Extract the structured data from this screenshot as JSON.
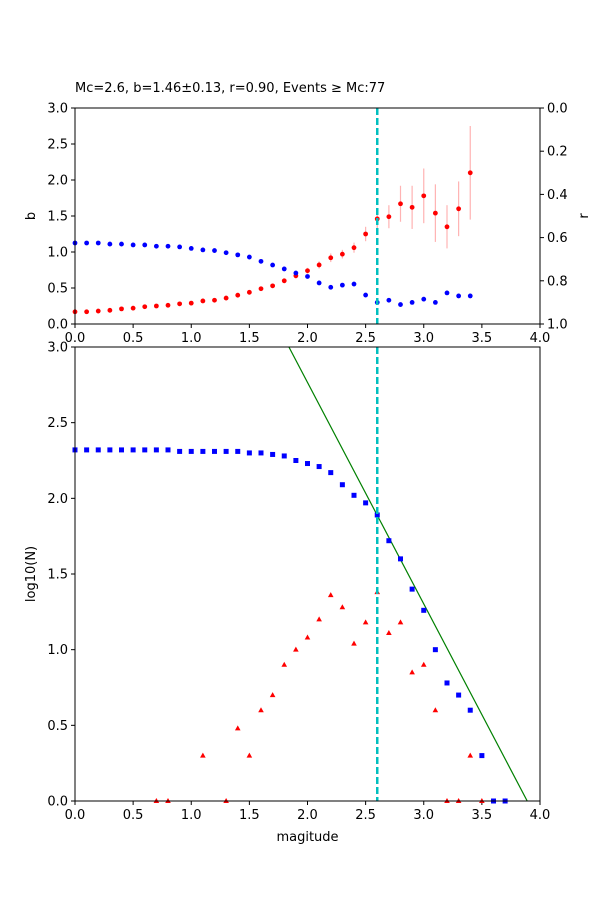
{
  "chart_data": [
    {
      "type": "scatter",
      "title": "Mc=2.6, b=1.46±0.13, r=0.90, Events ≥ Mc:77",
      "ylabel": "b",
      "y2label": "r",
      "xlim": [
        0,
        4
      ],
      "xticks": [
        {
          "value": 0,
          "label": "0.0"
        },
        0.5,
        {
          "value": 1,
          "label": "1.0"
        },
        1.5,
        {
          "value": 2,
          "label": "2.0"
        },
        2.5,
        {
          "value": 3,
          "label": "3.0"
        },
        3.5,
        {
          "value": 4,
          "label": "4.0"
        }
      ],
      "ylim": [
        0,
        3
      ],
      "yticks": [
        {
          "value": 0,
          "label": "0.0"
        },
        0.5,
        {
          "value": 1,
          "label": "1.0"
        },
        1.5,
        {
          "value": 2,
          "label": "2.0"
        },
        2.5,
        {
          "value": 3,
          "label": "3.0"
        }
      ],
      "y2lim": [
        0,
        1
      ],
      "y2_inverted": true,
      "y2ticks": [
        {
          "value": 0,
          "label": "0.0"
        },
        0.2,
        0.4,
        0.6,
        0.8,
        {
          "value": 1,
          "label": "1.0"
        }
      ],
      "vline": 2.6,
      "vline_color": "#00bfbf",
      "series": [
        {
          "marker": "circle",
          "color": "#ff0000",
          "error_color": "#ffb3b3",
          "x": [
            0,
            0.1,
            0.2,
            0.3,
            0.4,
            0.5,
            0.6,
            0.7,
            0.8,
            0.9,
            1.0,
            1.1,
            1.2,
            1.3,
            1.4,
            1.5,
            1.6,
            1.7,
            1.8,
            1.9,
            2.0,
            2.1,
            2.2,
            2.3,
            2.4,
            2.5,
            2.6,
            2.7,
            2.8,
            2.9,
            3.0,
            3.1,
            3.2,
            3.3,
            3.4
          ],
          "values": [
            0.17,
            0.17,
            0.18,
            0.19,
            0.21,
            0.22,
            0.24,
            0.25,
            0.26,
            0.28,
            0.29,
            0.32,
            0.33,
            0.36,
            0.4,
            0.44,
            0.49,
            0.53,
            0.6,
            0.67,
            0.74,
            0.82,
            0.92,
            0.97,
            1.06,
            1.25,
            1.46,
            1.49,
            1.67,
            1.62,
            1.78,
            1.54,
            1.35,
            1.6,
            2.1
          ],
          "errors": [
            0.01,
            0.01,
            0.01,
            0.01,
            0.01,
            0.01,
            0.01,
            0.01,
            0.01,
            0.01,
            0.01,
            0.02,
            0.02,
            0.02,
            0.02,
            0.02,
            0.03,
            0.03,
            0.03,
            0.04,
            0.04,
            0.05,
            0.06,
            0.06,
            0.07,
            0.1,
            0.13,
            0.16,
            0.25,
            0.3,
            0.38,
            0.4,
            0.3,
            0.38,
            0.65
          ]
        },
        {
          "marker": "circle",
          "color": "#0000ff",
          "axis": "y2",
          "x": [
            0,
            0.1,
            0.2,
            0.3,
            0.4,
            0.5,
            0.6,
            0.7,
            0.8,
            0.9,
            1.0,
            1.1,
            1.2,
            1.3,
            1.4,
            1.5,
            1.6,
            1.7,
            1.8,
            1.9,
            2.0,
            2.1,
            2.2,
            2.3,
            2.4,
            2.5,
            2.6,
            2.7,
            2.8,
            2.9,
            3.0,
            3.1,
            3.2,
            3.3,
            3.4
          ],
          "values": [
            0.625,
            0.625,
            0.625,
            0.63,
            0.63,
            0.634,
            0.634,
            0.64,
            0.64,
            0.643,
            0.65,
            0.657,
            0.66,
            0.67,
            0.68,
            0.69,
            0.71,
            0.727,
            0.745,
            0.764,
            0.78,
            0.81,
            0.83,
            0.82,
            0.815,
            0.866,
            0.9,
            0.89,
            0.91,
            0.9,
            0.885,
            0.9,
            0.856,
            0.87,
            0.87
          ]
        }
      ]
    },
    {
      "type": "scatter",
      "xlabel": "magitude",
      "ylabel": "log10(N)",
      "xlim": [
        0,
        4
      ],
      "xticks": [
        {
          "value": 0,
          "label": "0.0"
        },
        0.5,
        {
          "value": 1,
          "label": "1.0"
        },
        1.5,
        {
          "value": 2,
          "label": "2.0"
        },
        2.5,
        {
          "value": 3,
          "label": "3.0"
        },
        3.5,
        {
          "value": 4,
          "label": "4.0"
        }
      ],
      "ylim": [
        0,
        3
      ],
      "yticks": [
        {
          "value": 0,
          "label": "0.0"
        },
        0.5,
        {
          "value": 1,
          "label": "1.0"
        },
        1.5,
        {
          "value": 2,
          "label": "2.0"
        },
        2.5,
        {
          "value": 3,
          "label": "3.0"
        }
      ],
      "vline": 2.6,
      "vline_color": "#00bfbf",
      "series": [
        {
          "marker": "square",
          "color": "#0000ff",
          "x": [
            0,
            0.1,
            0.2,
            0.3,
            0.4,
            0.5,
            0.6,
            0.7,
            0.8,
            0.9,
            1.0,
            1.1,
            1.2,
            1.3,
            1.4,
            1.5,
            1.6,
            1.7,
            1.8,
            1.9,
            2.0,
            2.1,
            2.2,
            2.3,
            2.4,
            2.5,
            2.6,
            2.7,
            2.8,
            2.9,
            3.0,
            3.1,
            3.2,
            3.3,
            3.4,
            3.5,
            3.6,
            3.7
          ],
          "values": [
            2.32,
            2.32,
            2.32,
            2.32,
            2.32,
            2.32,
            2.32,
            2.32,
            2.32,
            2.31,
            2.31,
            2.31,
            2.31,
            2.31,
            2.31,
            2.3,
            2.3,
            2.29,
            2.28,
            2.25,
            2.23,
            2.21,
            2.17,
            2.09,
            2.02,
            1.97,
            1.89,
            1.72,
            1.6,
            1.4,
            1.26,
            1.0,
            0.78,
            0.7,
            0.6,
            0.3,
            0,
            0
          ]
        },
        {
          "marker": "triangle",
          "color": "#ff0000",
          "x": [
            0.7,
            0.8,
            1.1,
            1.3,
            1.4,
            1.5,
            1.6,
            1.7,
            1.8,
            1.9,
            2.0,
            2.1,
            2.2,
            2.3,
            2.4,
            2.5,
            2.6,
            2.7,
            2.8,
            2.9,
            3.0,
            3.1,
            3.2,
            3.3,
            3.4,
            3.5
          ],
          "values": [
            0,
            0,
            0.3,
            0,
            0.48,
            0.3,
            0.6,
            0.7,
            0.9,
            1.0,
            1.08,
            1.2,
            1.36,
            1.28,
            1.04,
            1.18,
            1.38,
            1.11,
            1.18,
            0.85,
            0.9,
            0.6,
            0,
            0,
            0.3,
            0
          ]
        },
        {
          "marker": "line",
          "color": "#008000",
          "x": [
            1.84,
            3.89
          ],
          "values": [
            3.0,
            0.0
          ]
        }
      ]
    }
  ]
}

####

◆ WORK TO DO
Give all the lines above again, character for character, without pictures.

◆ TASK OUTPUT
Extract the structured data from this screenshot as JSON.
{
  "chart_data": [
    {
      "type": "scatter",
      "title": "Mc=2.6, b=1.46±0.13, r=0.90, Events ≥ Mc:77",
      "ylabel": "b",
      "y2label": "r",
      "xlim": [
        0,
        4
      ],
      "xticks": [
        {
          "value": 0,
          "label": "0.0"
        },
        0.5,
        {
          "value": 1,
          "label": "1.0"
        },
        1.5,
        {
          "value": 2,
          "label": "2.0"
        },
        2.5,
        {
          "value": 3,
          "label": "3.0"
        },
        3.5,
        {
          "value": 4,
          "label": "4.0"
        }
      ],
      "ylim": [
        0,
        3
      ],
      "yticks": [
        {
          "value": 0,
          "label": "0.0"
        },
        0.5,
        {
          "value": 1,
          "label": "1.0"
        },
        1.5,
        {
          "value": 2,
          "label": "2.0"
        },
        2.5,
        {
          "value": 3,
          "label": "3.0"
        }
      ],
      "y2lim": [
        0,
        1
      ],
      "y2_inverted": true,
      "y2ticks": [
        {
          "value": 0,
          "label": "0.0"
        },
        0.2,
        0.4,
        0.6,
        0.8,
        {
          "value": 1,
          "label": "1.0"
        }
      ],
      "vline": 2.6,
      "vline_color": "#00bfbf",
      "series": [
        {
          "marker": "circle",
          "color": "#ff0000",
          "error_color": "#ffb3b3",
          "x": [
            0,
            0.1,
            0.2,
            0.3,
            0.4,
            0.5,
            0.6,
            0.7,
            0.8,
            0.9,
            1.0,
            1.1,
            1.2,
            1.3,
            1.4,
            1.5,
            1.6,
            1.7,
            1.8,
            1.9,
            2.0,
            2.1,
            2.2,
            2.3,
            2.4,
            2.5,
            2.6,
            2.7,
            2.8,
            2.9,
            3.0,
            3.1,
            3.2,
            3.3,
            3.4
          ],
          "values": [
            0.17,
            0.17,
            0.18,
            0.19,
            0.21,
            0.22,
            0.24,
            0.25,
            0.26,
            0.28,
            0.29,
            0.32,
            0.33,
            0.36,
            0.4,
            0.44,
            0.49,
            0.53,
            0.6,
            0.67,
            0.74,
            0.82,
            0.92,
            0.97,
            1.06,
            1.25,
            1.46,
            1.49,
            1.67,
            1.62,
            1.78,
            1.54,
            1.35,
            1.6,
            2.1
          ],
          "errors": [
            0.01,
            0.01,
            0.01,
            0.01,
            0.01,
            0.01,
            0.01,
            0.01,
            0.01,
            0.01,
            0.01,
            0.02,
            0.02,
            0.02,
            0.02,
            0.02,
            0.03,
            0.03,
            0.03,
            0.04,
            0.04,
            0.05,
            0.06,
            0.06,
            0.07,
            0.1,
            0.13,
            0.16,
            0.25,
            0.3,
            0.38,
            0.4,
            0.3,
            0.38,
            0.65
          ]
        },
        {
          "marker": "circle",
          "color": "#0000ff",
          "axis": "y2",
          "x": [
            0,
            0.1,
            0.2,
            0.3,
            0.4,
            0.5,
            0.6,
            0.7,
            0.8,
            0.9,
            1.0,
            1.1,
            1.2,
            1.3,
            1.4,
            1.5,
            1.6,
            1.7,
            1.8,
            1.9,
            2.0,
            2.1,
            2.2,
            2.3,
            2.4,
            2.5,
            2.6,
            2.7,
            2.8,
            2.9,
            3.0,
            3.1,
            3.2,
            3.3,
            3.4
          ],
          "values": [
            0.625,
            0.625,
            0.625,
            0.63,
            0.63,
            0.634,
            0.634,
            0.64,
            0.64,
            0.643,
            0.65,
            0.657,
            0.66,
            0.67,
            0.68,
            0.69,
            0.71,
            0.727,
            0.745,
            0.764,
            0.78,
            0.81,
            0.83,
            0.82,
            0.815,
            0.866,
            0.9,
            0.89,
            0.91,
            0.9,
            0.885,
            0.9,
            0.856,
            0.87,
            0.87
          ]
        }
      ]
    },
    {
      "type": "scatter",
      "xlabel": "magitude",
      "ylabel": "log10(N)",
      "xlim": [
        0,
        4
      ],
      "xticks": [
        {
          "value": 0,
          "label": "0.0"
        },
        0.5,
        {
          "value": 1,
          "label": "1.0"
        },
        1.5,
        {
          "value": 2,
          "label": "2.0"
        },
        2.5,
        {
          "value": 3,
          "label": "3.0"
        },
        3.5,
        {
          "value": 4,
          "label": "4.0"
        }
      ],
      "ylim": [
        0,
        3
      ],
      "yticks": [
        {
          "value": 0,
          "label": "0.0"
        },
        0.5,
        {
          "value": 1,
          "label": "1.0"
        },
        1.5,
        {
          "value": 2,
          "label": "2.0"
        },
        2.5,
        {
          "value": 3,
          "label": "3.0"
        }
      ],
      "vline": 2.6,
      "vline_color": "#00bfbf",
      "series": [
        {
          "marker": "square",
          "color": "#0000ff",
          "x": [
            0,
            0.1,
            0.2,
            0.3,
            0.4,
            0.5,
            0.6,
            0.7,
            0.8,
            0.9,
            1.0,
            1.1,
            1.2,
            1.3,
            1.4,
            1.5,
            1.6,
            1.7,
            1.8,
            1.9,
            2.0,
            2.1,
            2.2,
            2.3,
            2.4,
            2.5,
            2.6,
            2.7,
            2.8,
            2.9,
            3.0,
            3.1,
            3.2,
            3.3,
            3.4,
            3.5,
            3.6,
            3.7
          ],
          "values": [
            2.32,
            2.32,
            2.32,
            2.32,
            2.32,
            2.32,
            2.32,
            2.32,
            2.32,
            2.31,
            2.31,
            2.31,
            2.31,
            2.31,
            2.31,
            2.3,
            2.3,
            2.29,
            2.28,
            2.25,
            2.23,
            2.21,
            2.17,
            2.09,
            2.02,
            1.97,
            1.89,
            1.72,
            1.6,
            1.4,
            1.26,
            1.0,
            0.78,
            0.7,
            0.6,
            0.3,
            0,
            0
          ]
        },
        {
          "marker": "triangle",
          "color": "#ff0000",
          "x": [
            0.7,
            0.8,
            1.1,
            1.3,
            1.4,
            1.5,
            1.6,
            1.7,
            1.8,
            1.9,
            2.0,
            2.1,
            2.2,
            2.3,
            2.4,
            2.5,
            2.6,
            2.7,
            2.8,
            2.9,
            3.0,
            3.1,
            3.2,
            3.3,
            3.4,
            3.5
          ],
          "values": [
            0,
            0,
            0.3,
            0,
            0.48,
            0.3,
            0.6,
            0.7,
            0.9,
            1.0,
            1.08,
            1.2,
            1.36,
            1.28,
            1.04,
            1.18,
            1.38,
            1.11,
            1.18,
            0.85,
            0.9,
            0.6,
            0,
            0,
            0.3,
            0
          ]
        },
        {
          "marker": "line",
          "color": "#008000",
          "x": [
            1.84,
            3.89
          ],
          "values": [
            3.0,
            0.0
          ]
        }
      ]
    }
  ]
}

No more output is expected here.